=== Job ===
Report how many lines of the entries below contain the word "naviy", and nothing more.

=== Input records ===

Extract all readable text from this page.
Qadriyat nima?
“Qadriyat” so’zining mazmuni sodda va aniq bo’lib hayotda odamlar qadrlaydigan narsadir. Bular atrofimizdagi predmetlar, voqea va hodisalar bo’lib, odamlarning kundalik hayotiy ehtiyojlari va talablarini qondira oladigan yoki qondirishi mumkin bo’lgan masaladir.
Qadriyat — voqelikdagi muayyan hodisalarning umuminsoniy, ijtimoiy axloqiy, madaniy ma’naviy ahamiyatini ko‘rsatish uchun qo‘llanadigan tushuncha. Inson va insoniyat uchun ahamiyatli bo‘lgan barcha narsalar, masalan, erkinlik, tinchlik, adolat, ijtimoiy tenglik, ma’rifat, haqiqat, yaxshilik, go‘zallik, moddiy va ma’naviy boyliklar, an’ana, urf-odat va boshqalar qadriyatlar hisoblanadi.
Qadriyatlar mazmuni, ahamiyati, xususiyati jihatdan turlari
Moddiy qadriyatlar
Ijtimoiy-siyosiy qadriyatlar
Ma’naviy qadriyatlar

=== Expected answer ===
2